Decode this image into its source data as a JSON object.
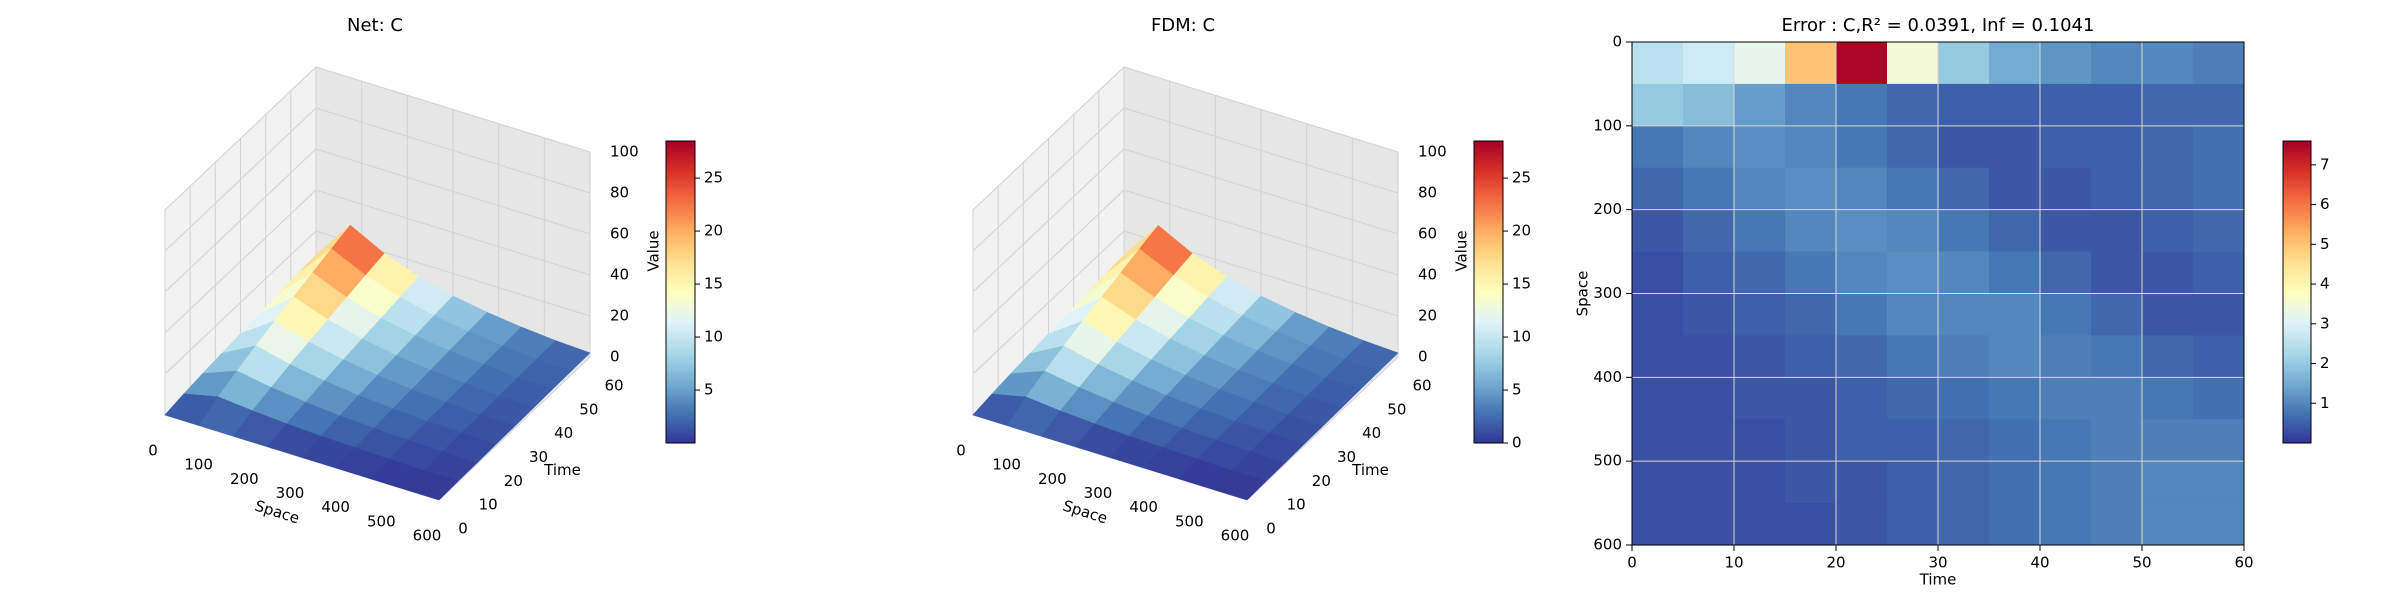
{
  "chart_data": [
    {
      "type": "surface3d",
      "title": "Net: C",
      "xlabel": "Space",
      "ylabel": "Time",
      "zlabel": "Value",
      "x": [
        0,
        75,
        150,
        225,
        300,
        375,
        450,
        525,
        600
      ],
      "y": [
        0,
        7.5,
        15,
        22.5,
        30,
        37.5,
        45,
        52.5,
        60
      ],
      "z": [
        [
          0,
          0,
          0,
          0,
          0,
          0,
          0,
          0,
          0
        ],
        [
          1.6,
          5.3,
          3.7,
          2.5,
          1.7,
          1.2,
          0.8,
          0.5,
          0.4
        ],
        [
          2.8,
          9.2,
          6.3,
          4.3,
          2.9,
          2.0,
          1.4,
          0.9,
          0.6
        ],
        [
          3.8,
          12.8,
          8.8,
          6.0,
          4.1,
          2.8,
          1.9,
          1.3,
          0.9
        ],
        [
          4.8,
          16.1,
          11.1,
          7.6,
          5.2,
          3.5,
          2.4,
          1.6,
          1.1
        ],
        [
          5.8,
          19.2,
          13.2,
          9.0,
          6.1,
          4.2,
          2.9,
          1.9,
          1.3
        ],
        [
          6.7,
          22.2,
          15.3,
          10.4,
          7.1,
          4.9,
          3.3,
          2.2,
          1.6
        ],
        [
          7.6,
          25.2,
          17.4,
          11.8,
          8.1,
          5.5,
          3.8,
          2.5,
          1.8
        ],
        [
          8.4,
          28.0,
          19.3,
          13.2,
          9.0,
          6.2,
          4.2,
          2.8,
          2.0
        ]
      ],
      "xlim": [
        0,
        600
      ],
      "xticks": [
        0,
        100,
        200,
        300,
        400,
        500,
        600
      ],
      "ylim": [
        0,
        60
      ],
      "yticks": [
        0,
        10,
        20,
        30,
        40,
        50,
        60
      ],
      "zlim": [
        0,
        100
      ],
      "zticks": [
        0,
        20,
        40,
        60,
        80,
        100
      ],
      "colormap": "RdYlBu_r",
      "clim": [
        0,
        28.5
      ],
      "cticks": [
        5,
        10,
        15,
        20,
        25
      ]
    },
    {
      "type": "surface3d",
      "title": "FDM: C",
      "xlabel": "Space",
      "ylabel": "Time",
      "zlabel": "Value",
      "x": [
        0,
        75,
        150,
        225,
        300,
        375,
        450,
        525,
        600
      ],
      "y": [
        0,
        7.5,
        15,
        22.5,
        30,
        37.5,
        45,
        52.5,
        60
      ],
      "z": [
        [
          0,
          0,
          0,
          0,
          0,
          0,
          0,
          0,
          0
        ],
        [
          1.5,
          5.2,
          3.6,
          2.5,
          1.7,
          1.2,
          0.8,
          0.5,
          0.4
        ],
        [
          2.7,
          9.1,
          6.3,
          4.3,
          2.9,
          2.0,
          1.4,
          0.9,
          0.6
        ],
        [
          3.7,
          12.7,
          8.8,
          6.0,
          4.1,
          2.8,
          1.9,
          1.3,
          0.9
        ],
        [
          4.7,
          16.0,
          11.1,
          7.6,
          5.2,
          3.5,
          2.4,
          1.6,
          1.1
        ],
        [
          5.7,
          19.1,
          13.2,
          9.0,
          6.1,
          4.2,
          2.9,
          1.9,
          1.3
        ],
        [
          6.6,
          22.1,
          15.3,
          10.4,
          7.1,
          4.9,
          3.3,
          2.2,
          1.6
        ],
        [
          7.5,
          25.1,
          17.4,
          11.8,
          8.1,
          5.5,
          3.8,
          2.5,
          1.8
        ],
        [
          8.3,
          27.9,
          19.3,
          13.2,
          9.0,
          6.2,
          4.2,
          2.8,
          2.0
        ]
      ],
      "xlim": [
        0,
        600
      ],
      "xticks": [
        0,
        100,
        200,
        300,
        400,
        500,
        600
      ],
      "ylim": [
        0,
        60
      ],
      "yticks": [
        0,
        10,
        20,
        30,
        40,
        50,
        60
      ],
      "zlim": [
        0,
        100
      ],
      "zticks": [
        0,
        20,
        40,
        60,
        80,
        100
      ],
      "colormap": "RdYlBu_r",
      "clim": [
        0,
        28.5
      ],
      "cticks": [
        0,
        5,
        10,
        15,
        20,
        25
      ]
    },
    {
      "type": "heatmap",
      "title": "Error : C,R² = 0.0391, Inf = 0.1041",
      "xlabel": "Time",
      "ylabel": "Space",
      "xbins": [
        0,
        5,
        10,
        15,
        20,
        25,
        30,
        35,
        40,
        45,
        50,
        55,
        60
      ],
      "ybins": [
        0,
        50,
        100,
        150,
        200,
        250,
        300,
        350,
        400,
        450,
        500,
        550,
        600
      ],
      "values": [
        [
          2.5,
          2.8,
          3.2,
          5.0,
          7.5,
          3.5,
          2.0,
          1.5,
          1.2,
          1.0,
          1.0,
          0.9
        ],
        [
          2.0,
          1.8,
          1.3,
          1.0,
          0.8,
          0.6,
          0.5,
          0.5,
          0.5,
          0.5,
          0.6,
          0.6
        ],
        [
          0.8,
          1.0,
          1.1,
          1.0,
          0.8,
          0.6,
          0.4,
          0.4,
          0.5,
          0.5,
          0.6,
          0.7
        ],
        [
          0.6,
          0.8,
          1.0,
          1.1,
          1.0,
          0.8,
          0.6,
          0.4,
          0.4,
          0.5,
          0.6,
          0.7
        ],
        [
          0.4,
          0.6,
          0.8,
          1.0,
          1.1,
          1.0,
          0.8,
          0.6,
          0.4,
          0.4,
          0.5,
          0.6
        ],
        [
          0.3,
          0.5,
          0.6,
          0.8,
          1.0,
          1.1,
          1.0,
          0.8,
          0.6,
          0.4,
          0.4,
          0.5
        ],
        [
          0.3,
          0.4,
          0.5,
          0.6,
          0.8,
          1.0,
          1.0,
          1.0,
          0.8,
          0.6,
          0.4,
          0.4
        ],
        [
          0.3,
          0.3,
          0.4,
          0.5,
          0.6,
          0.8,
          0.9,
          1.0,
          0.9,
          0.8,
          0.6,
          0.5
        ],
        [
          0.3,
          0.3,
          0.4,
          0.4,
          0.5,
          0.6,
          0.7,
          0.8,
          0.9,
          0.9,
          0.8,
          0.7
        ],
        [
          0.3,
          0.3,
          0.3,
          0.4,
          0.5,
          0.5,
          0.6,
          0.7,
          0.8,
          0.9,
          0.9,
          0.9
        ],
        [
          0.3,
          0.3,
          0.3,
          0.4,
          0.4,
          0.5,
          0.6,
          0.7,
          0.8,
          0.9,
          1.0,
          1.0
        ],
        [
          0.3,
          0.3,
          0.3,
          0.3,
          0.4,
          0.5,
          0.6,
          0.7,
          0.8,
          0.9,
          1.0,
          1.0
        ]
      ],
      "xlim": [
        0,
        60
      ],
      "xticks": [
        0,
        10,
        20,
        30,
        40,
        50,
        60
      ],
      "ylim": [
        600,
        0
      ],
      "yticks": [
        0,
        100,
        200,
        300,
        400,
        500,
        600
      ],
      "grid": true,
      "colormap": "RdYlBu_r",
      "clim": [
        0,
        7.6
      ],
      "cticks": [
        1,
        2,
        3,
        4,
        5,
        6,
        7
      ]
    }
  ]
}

══════════════════════════════

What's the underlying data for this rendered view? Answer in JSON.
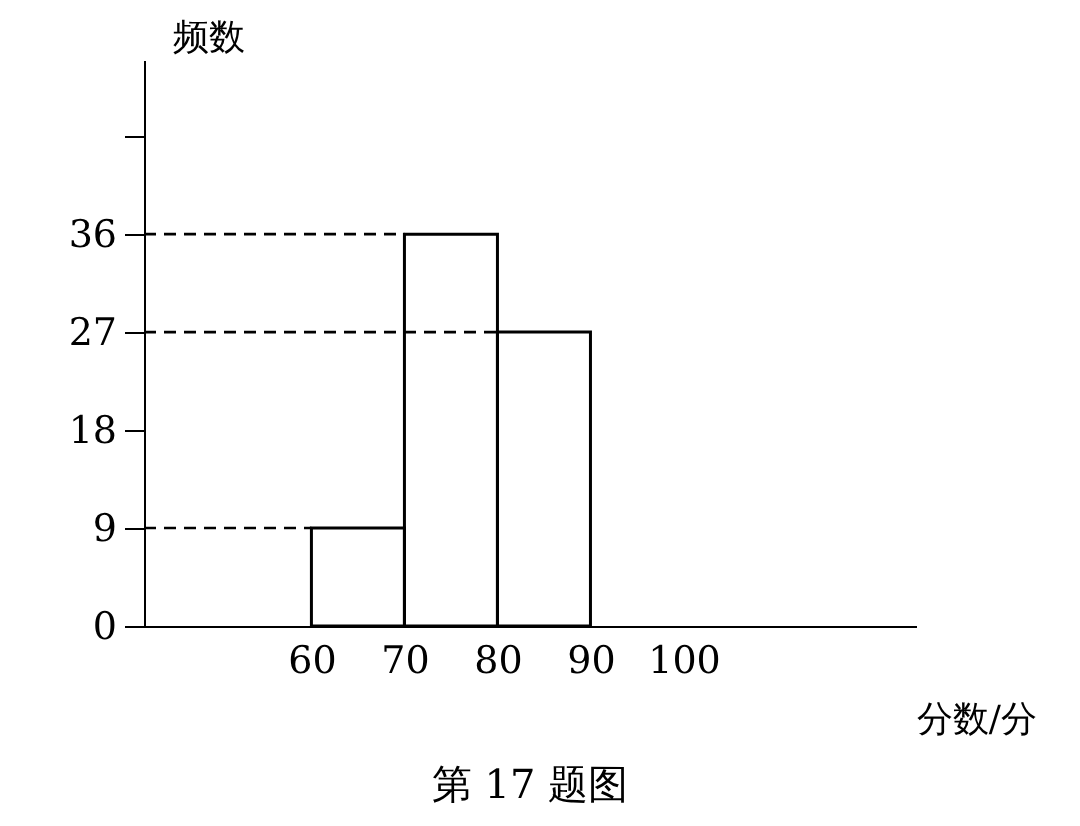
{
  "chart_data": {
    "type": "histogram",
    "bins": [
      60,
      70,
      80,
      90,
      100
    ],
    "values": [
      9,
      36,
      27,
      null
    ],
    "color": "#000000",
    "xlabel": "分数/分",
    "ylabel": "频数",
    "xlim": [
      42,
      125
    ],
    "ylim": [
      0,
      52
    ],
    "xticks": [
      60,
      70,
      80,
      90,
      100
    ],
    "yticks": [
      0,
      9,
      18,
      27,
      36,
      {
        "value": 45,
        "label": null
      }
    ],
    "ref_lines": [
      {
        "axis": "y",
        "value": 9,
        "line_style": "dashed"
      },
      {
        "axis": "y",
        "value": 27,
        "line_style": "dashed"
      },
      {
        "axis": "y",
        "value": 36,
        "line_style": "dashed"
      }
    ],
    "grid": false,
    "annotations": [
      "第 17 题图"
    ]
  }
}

══════════════════════════════

- [WHAT THE EXERCISE ASKS]: Give the count of lines in the records that contain "ylabel", and no other text.

- [FINAL RESULT]: 4